> _Task brief_
Look through the data below. Show each line where the string "caption" occurs.

> _Dataset records_

■ ■ ■ ■

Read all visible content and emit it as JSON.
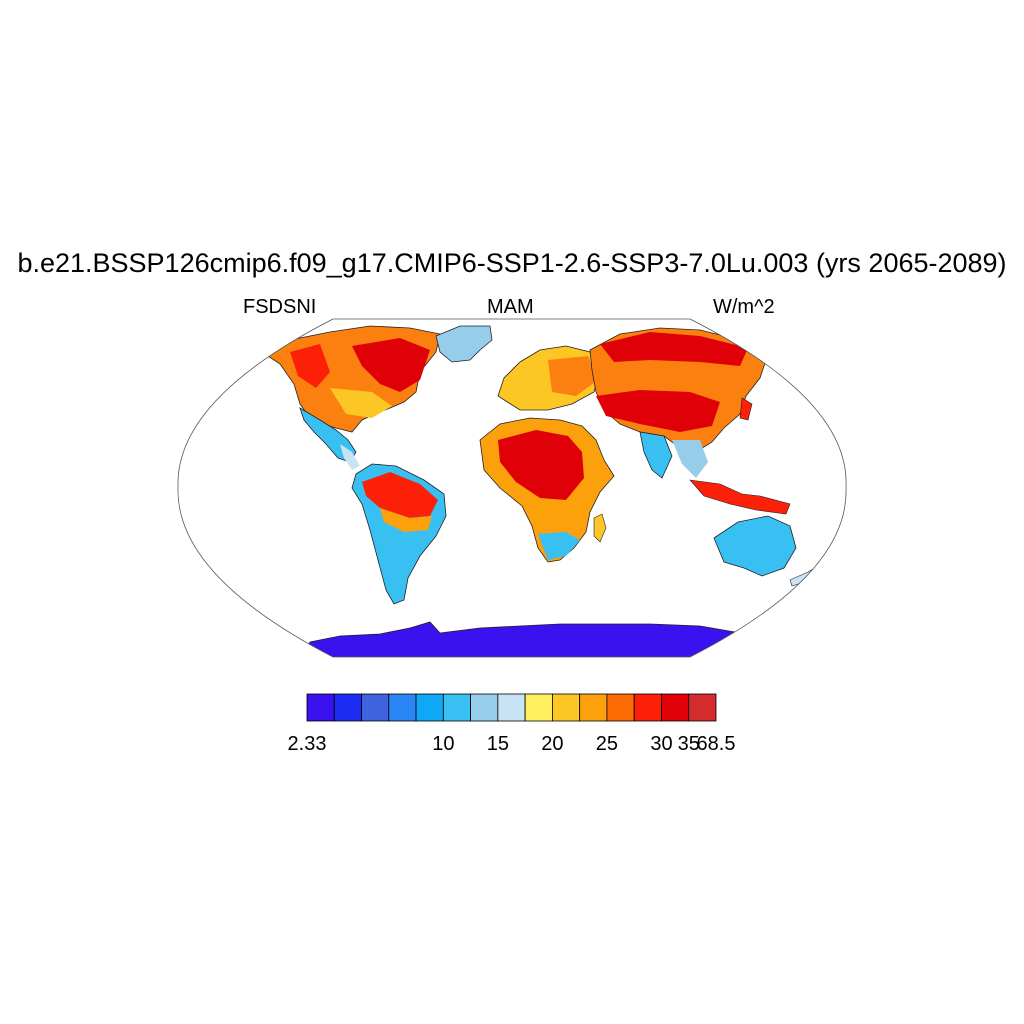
{
  "header": {
    "title": "b.e21.BSSP126cmip6.f09_g17.CMIP6-SSP1-2.6-SSP3-7.0Lu.003 (yrs 2065-2089)",
    "left_label": "FSDSNI",
    "center_label": "MAM",
    "right_label": "W/m^2"
  },
  "colorbar": {
    "colors": [
      "#3a12f0",
      "#1c2cf2",
      "#3f62df",
      "#2a86f7",
      "#0fa8f7",
      "#38c0f3",
      "#96cdeb",
      "#c8e4f4",
      "#fff060",
      "#fcc624",
      "#fca00c",
      "#fc6c04",
      "#fc2008",
      "#e00008",
      "#d42c2c"
    ],
    "labels": [
      {
        "text": "2.33",
        "boundary": 0
      },
      {
        "text": "10",
        "boundary": 5
      },
      {
        "text": "15",
        "boundary": 7
      },
      {
        "text": "20",
        "boundary": 9
      },
      {
        "text": "25",
        "boundary": 11
      },
      {
        "text": "30",
        "boundary": 13
      },
      {
        "text": "35",
        "boundary": 14
      },
      {
        "text": "68.5",
        "boundary": 15
      }
    ]
  },
  "map": {
    "projection": "Robinson",
    "variable": "FSDSNI",
    "units": "W/m^2",
    "season": "MAM"
  }
}
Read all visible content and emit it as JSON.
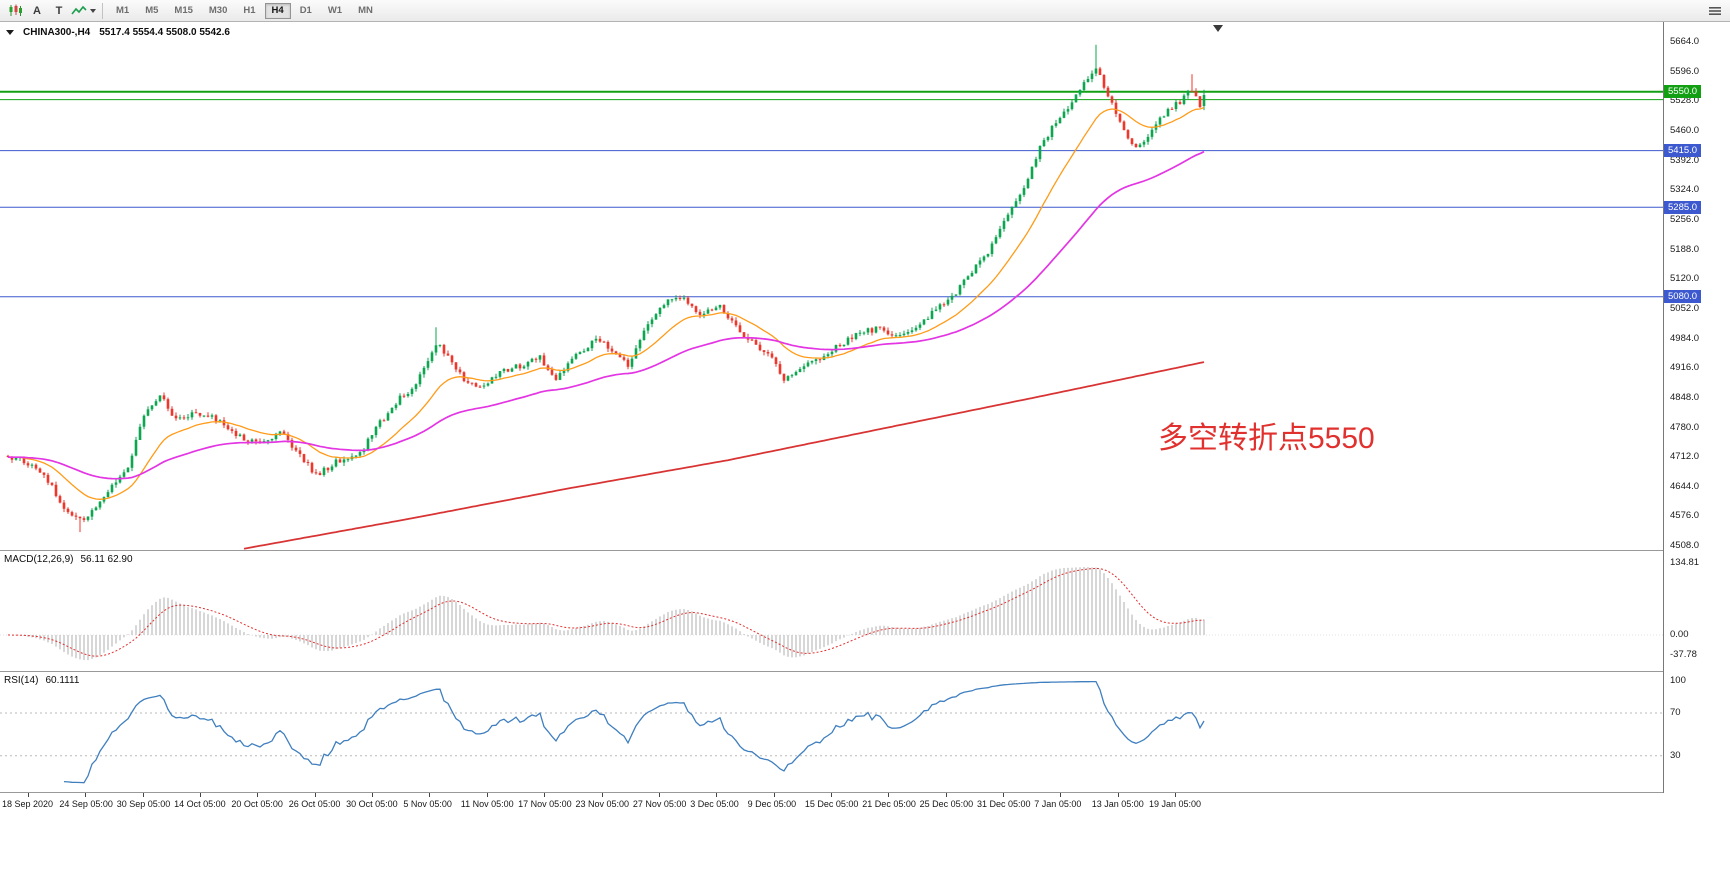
{
  "toolbar": {
    "cursor_tool_label": "A",
    "text_tool_label": "T",
    "timeframes": [
      "M1",
      "M5",
      "M15",
      "M30",
      "H1",
      "H4",
      "D1",
      "W1",
      "MN"
    ],
    "active_timeframe": "H4"
  },
  "header": {
    "symbol": "CHINA300-,H4",
    "quote": "5517.4 5554.4 5508.0 5542.6"
  },
  "annotation": {
    "text": "多空转折点5550",
    "color": "#e0312e"
  },
  "price_scale": {
    "ticks": [
      "5664.0",
      "5596.0",
      "5528.0",
      "5460.0",
      "5392.0",
      "5324.0",
      "5256.0",
      "5188.0",
      "5120.0",
      "5052.0",
      "4984.0",
      "4916.0",
      "4848.0",
      "4780.0",
      "4712.0",
      "4644.0",
      "4576.0",
      "4508.0"
    ]
  },
  "time_axis": {
    "labels": [
      "18 Sep 2020",
      "24 Sep 05:00",
      "30 Sep 05:00",
      "14 Oct 05:00",
      "20 Oct 05:00",
      "26 Oct 05:00",
      "30 Oct 05:00",
      "5 Nov 05:00",
      "11 Nov 05:00",
      "17 Nov 05:00",
      "23 Nov 05:00",
      "27 Nov 05:00",
      "3 Dec 05:00",
      "9 Dec 05:00",
      "15 Dec 05:00",
      "21 Dec 05:00",
      "25 Dec 05:00",
      "31 Dec 05:00",
      "7 Jan 05:00",
      "13 Jan 05:00",
      "19 Jan 05:00"
    ]
  },
  "macd_panel": {
    "title": "MACD(12,26,9)",
    "values": "56.11 62.90",
    "ticks": [
      "134.81",
      "0.00",
      "-37.78"
    ]
  },
  "rsi_panel": {
    "title": "RSI(14)",
    "value": "60.1111",
    "ticks": [
      "100",
      "70",
      "30"
    ]
  },
  "chart_data": {
    "type": "candlestick",
    "symbol": "CHINA300-",
    "timeframe": "H4",
    "last_quote": {
      "o": 5517.4,
      "h": 5554.4,
      "l": 5508.0,
      "c": 5542.6
    },
    "bars": 300,
    "bar_step": 4,
    "ylim": [
      4499,
      5710
    ],
    "candle_up_color": "#0ca64f",
    "candle_down_color": "#f0352b",
    "close_anchors": [
      [
        0,
        4715
      ],
      [
        5,
        4700
      ],
      [
        10,
        4660
      ],
      [
        14,
        4590
      ],
      [
        18,
        4565
      ],
      [
        21,
        4585
      ],
      [
        26,
        4650
      ],
      [
        30,
        4690
      ],
      [
        34,
        4810
      ],
      [
        38,
        4855
      ],
      [
        42,
        4800
      ],
      [
        47,
        4815
      ],
      [
        52,
        4800
      ],
      [
        58,
        4760
      ],
      [
        63,
        4745
      ],
      [
        68,
        4770
      ],
      [
        73,
        4715
      ],
      [
        77,
        4670
      ],
      [
        82,
        4700
      ],
      [
        88,
        4720
      ],
      [
        93,
        4790
      ],
      [
        98,
        4848
      ],
      [
        102,
        4878
      ],
      [
        107,
        4975
      ],
      [
        110,
        4945
      ],
      [
        114,
        4890
      ],
      [
        118,
        4870
      ],
      [
        123,
        4910
      ],
      [
        128,
        4920
      ],
      [
        133,
        4940
      ],
      [
        137,
        4895
      ],
      [
        142,
        4945
      ],
      [
        147,
        4985
      ],
      [
        151,
        4960
      ],
      [
        155,
        4925
      ],
      [
        159,
        5000
      ],
      [
        164,
        5065
      ],
      [
        169,
        5080
      ],
      [
        173,
        5040
      ],
      [
        178,
        5055
      ],
      [
        182,
        5010
      ],
      [
        187,
        4970
      ],
      [
        191,
        4940
      ],
      [
        194,
        4885
      ],
      [
        198,
        4915
      ],
      [
        203,
        4940
      ],
      [
        208,
        4970
      ],
      [
        213,
        4995
      ],
      [
        218,
        5010
      ],
      [
        222,
        4985
      ],
      [
        227,
        5015
      ],
      [
        232,
        5050
      ],
      [
        236,
        5080
      ],
      [
        241,
        5140
      ],
      [
        245,
        5180
      ],
      [
        250,
        5270
      ],
      [
        254,
        5330
      ],
      [
        258,
        5420
      ],
      [
        262,
        5480
      ],
      [
        266,
        5520
      ],
      [
        269,
        5570
      ],
      [
        272,
        5600
      ],
      [
        275,
        5545
      ],
      [
        278,
        5480
      ],
      [
        281,
        5425
      ],
      [
        284,
        5440
      ],
      [
        288,
        5490
      ],
      [
        292,
        5520
      ],
      [
        296,
        5555
      ],
      [
        298,
        5520
      ],
      [
        299,
        5542.6
      ]
    ],
    "extremes": [
      {
        "bar": 18,
        "low": 4540
      },
      {
        "bar": 107,
        "high": 5010
      },
      {
        "bar": 272,
        "high": 5658
      },
      {
        "bar": 296,
        "high": 5590
      }
    ],
    "noise": {
      "seed": 12,
      "close_amp": 7,
      "wick_amp": 8
    },
    "hlines": [
      {
        "price": 5550.0,
        "color": "#12a012",
        "width": 2,
        "label": "5550.0"
      },
      {
        "price": 5532.0,
        "color": "#12a012",
        "width": 1,
        "label": null
      },
      {
        "price": 5415.0,
        "color": "#3c59cf",
        "width": 1,
        "label": "5415.0"
      },
      {
        "price": 5285.0,
        "color": "#3c59cf",
        "width": 1,
        "label": "5285.0"
      },
      {
        "price": 5080.0,
        "color": "#3c59cf",
        "width": 1,
        "label": "5080.0"
      }
    ],
    "moving_averages": [
      {
        "name": "ma-fast",
        "type": "ema",
        "period": 18,
        "color": "#ff9b19",
        "width": 1.3
      },
      {
        "name": "ma-mid",
        "type": "ema",
        "period": 60,
        "color": "#e335e3",
        "width": 1.7
      },
      {
        "name": "ma-slow",
        "type": "anchors",
        "color": "#d93434",
        "width": 1.8,
        "anchors": [
          [
            59,
            4502
          ],
          [
            100,
            4570
          ],
          [
            140,
            4640
          ],
          [
            180,
            4705
          ],
          [
            220,
            4780
          ],
          [
            260,
            4855
          ],
          [
            299,
            4930
          ]
        ]
      }
    ],
    "macd": {
      "fast": 12,
      "slow": 26,
      "signal": 9,
      "current": 56.11,
      "current_signal": 62.9,
      "hist_color": "#cdcdcd",
      "signal_color": "#e03030"
    },
    "rsi": {
      "period": 14,
      "current": 60.1111,
      "color": "#3f7fbf",
      "levels": [
        70,
        30
      ]
    }
  }
}
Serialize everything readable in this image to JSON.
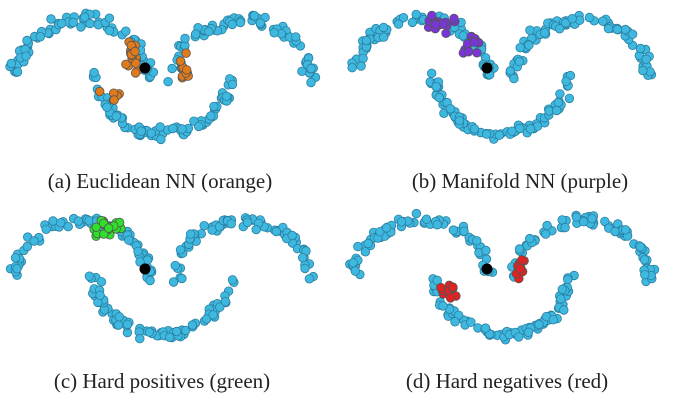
{
  "chart_data": [
    {
      "type": "scatter",
      "panel": "a",
      "caption": "(a) Euclidean NN (orange)",
      "highlight_color": "#e07a1a",
      "base_color": "#3fb8e0",
      "anchor_color": "#000000"
    },
    {
      "type": "scatter",
      "panel": "b",
      "caption": "(b) Manifold NN (purple)",
      "highlight_color": "#7a35d8",
      "base_color": "#3fb8e0",
      "anchor_color": "#000000"
    },
    {
      "type": "scatter",
      "panel": "c",
      "caption": "(c) Hard positives (green)",
      "highlight_color": "#2ee02a",
      "base_color": "#3fb8e0",
      "anchor_color": "#000000"
    },
    {
      "type": "scatter",
      "panel": "d",
      "caption": "(d) Hard negatives (red)",
      "highlight_color": "#e02222",
      "base_color": "#3fb8e0",
      "anchor_color": "#000000"
    }
  ]
}
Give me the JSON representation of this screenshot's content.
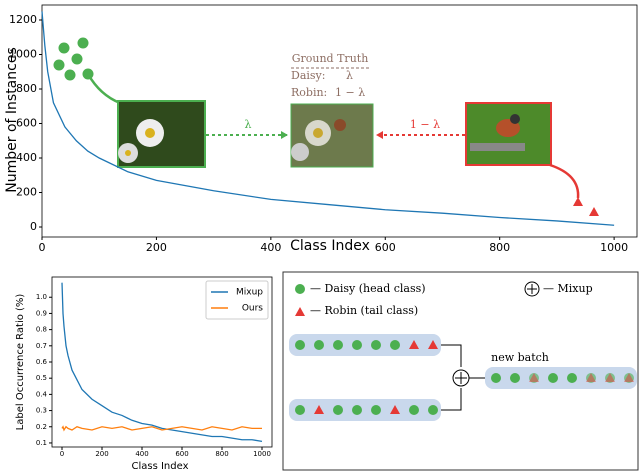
{
  "chart_data": [
    {
      "type": "line",
      "xlabel": "Class Index",
      "ylabel": "Number of Instances",
      "x": [
        0,
        5,
        10,
        20,
        40,
        60,
        80,
        100,
        150,
        200,
        300,
        400,
        500,
        600,
        700,
        800,
        900,
        1000
      ],
      "series": [
        {
          "name": "Instances",
          "color": "#1f77b4",
          "values": [
            1250,
            1050,
            900,
            720,
            580,
            500,
            440,
            400,
            320,
            270,
            210,
            160,
            130,
            100,
            80,
            55,
            35,
            10
          ]
        }
      ],
      "xlim": [
        0,
        1040
      ],
      "ylim": [
        -58,
        1287
      ],
      "xticks": [
        0,
        200,
        400,
        600,
        800,
        1000
      ],
      "yticks": [
        0,
        200,
        400,
        600,
        800,
        1000,
        1200
      ],
      "annotations": [
        "Ground Truth",
        "Daisy:",
        "λ",
        "Robin:",
        "1 − λ",
        "λ",
        "1 − λ"
      ]
    },
    {
      "type": "line",
      "xlabel": "Class Index",
      "ylabel": "Label Occurrence Ratio (%)",
      "x": [
        0,
        5,
        10,
        20,
        30,
        50,
        75,
        100,
        150,
        200,
        250,
        300,
        350,
        400,
        450,
        500,
        550,
        600,
        650,
        700,
        750,
        800,
        850,
        900,
        950,
        1000
      ],
      "series": [
        {
          "name": "Mixup",
          "color": "#1f77b4",
          "values": [
            1.09,
            0.9,
            0.82,
            0.7,
            0.64,
            0.55,
            0.49,
            0.43,
            0.37,
            0.33,
            0.29,
            0.27,
            0.24,
            0.22,
            0.21,
            0.19,
            0.18,
            0.17,
            0.16,
            0.15,
            0.14,
            0.14,
            0.13,
            0.12,
            0.12,
            0.11
          ]
        },
        {
          "name": "Ours",
          "color": "#ff7f0e",
          "values": [
            0.19,
            0.2,
            0.18,
            0.2,
            0.19,
            0.18,
            0.2,
            0.19,
            0.18,
            0.2,
            0.19,
            0.2,
            0.18,
            0.19,
            0.2,
            0.18,
            0.19,
            0.2,
            0.19,
            0.18,
            0.2,
            0.19,
            0.18,
            0.2,
            0.19,
            0.19
          ]
        }
      ],
      "xlim": [
        -50,
        1050
      ],
      "ylim": [
        0.075,
        1.125
      ],
      "xticks": [
        0,
        200,
        400,
        600,
        800,
        1000
      ],
      "yticks": [
        0.1,
        0.2,
        0.3,
        0.4,
        0.5,
        0.6,
        0.7,
        0.8,
        0.9,
        {
          "value": 1,
          "label": "1.0"
        }
      ],
      "legend": "upper right"
    }
  ],
  "diagram": {
    "legend": [
      "— Daisy (head class)",
      "— Robin (tail class)",
      "— Mixup"
    ],
    "new_batch": "new batch"
  }
}
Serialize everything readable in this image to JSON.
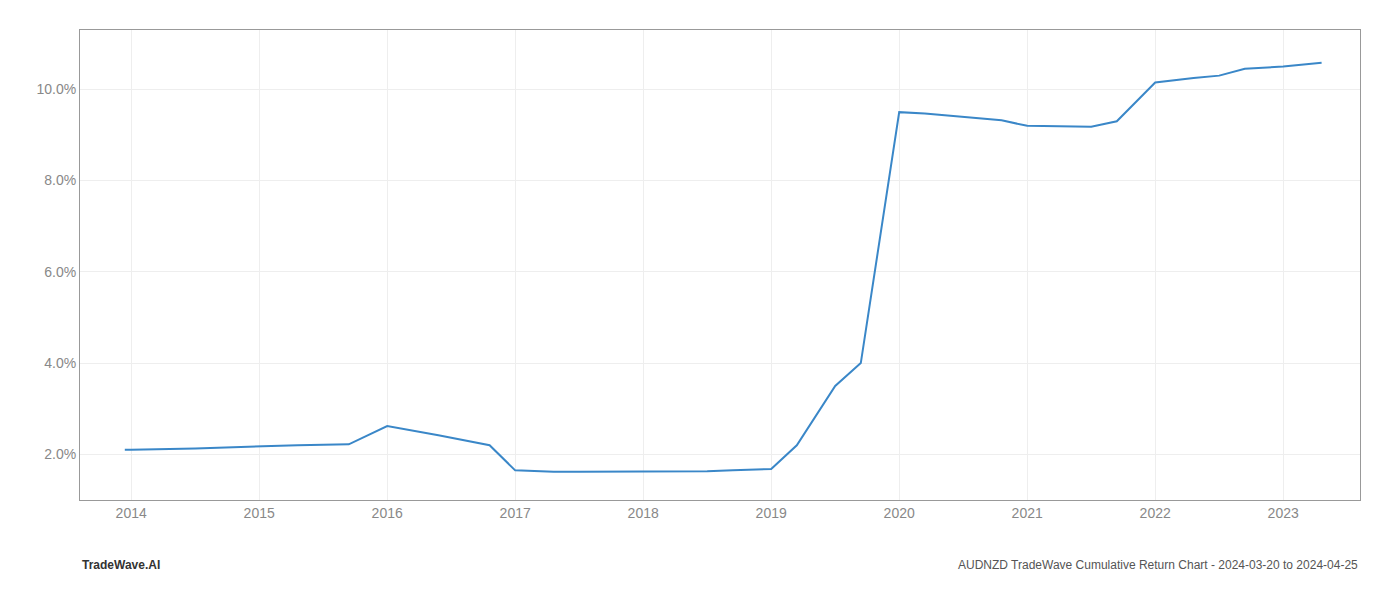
{
  "chart_data": {
    "type": "line",
    "x": [
      2013.95,
      2014.0,
      2014.5,
      2015.0,
      2015.3,
      2015.7,
      2016.0,
      2016.4,
      2016.8,
      2017.0,
      2017.3,
      2017.5,
      2018.0,
      2018.3,
      2018.5,
      2018.7,
      2019.0,
      2019.2,
      2019.5,
      2019.7,
      2020.0,
      2020.2,
      2020.5,
      2020.8,
      2021.0,
      2021.3,
      2021.5,
      2021.7,
      2022.0,
      2022.3,
      2022.5,
      2022.7,
      2023.0,
      2023.3
    ],
    "values": [
      2.1,
      2.1,
      2.13,
      2.18,
      2.2,
      2.22,
      2.62,
      2.42,
      2.2,
      1.65,
      1.62,
      1.62,
      1.62,
      1.63,
      1.63,
      1.65,
      1.68,
      2.2,
      3.5,
      4.0,
      9.5,
      9.47,
      9.4,
      9.32,
      9.2,
      9.18,
      9.18,
      9.3,
      10.15,
      10.25,
      10.3,
      10.45,
      10.5,
      10.58
    ],
    "color": "#3a87c8",
    "xlim": [
      2013.6,
      2023.6
    ],
    "ylim": [
      1.0,
      11.3
    ],
    "xticks": [
      2014,
      2015,
      2016,
      2017,
      2018,
      2019,
      2020,
      2021,
      2022,
      2023
    ],
    "yticks": [
      {
        "value": 2.0,
        "label": "2.0%"
      },
      {
        "value": 4.0,
        "label": "4.0%"
      },
      {
        "value": 6.0,
        "label": "6.0%"
      },
      {
        "value": 8.0,
        "label": "8.0%"
      },
      {
        "value": 10.0,
        "label": "10.0%"
      }
    ],
    "grid": true,
    "annotations": [
      "TradeWave.AI",
      "AUDNZD TradeWave Cumulative Return Chart - 2024-03-20 to 2024-04-25"
    ]
  }
}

■ ■ ■ ■

> _Expected answer_
      "caption": "(a) Euclidean NN (orange)",
      "caption": "(b) Manifold NN (purple)",
      "caption": "(c) Hard positives (green)",
      "caption": "(d) Hard negatives (red)",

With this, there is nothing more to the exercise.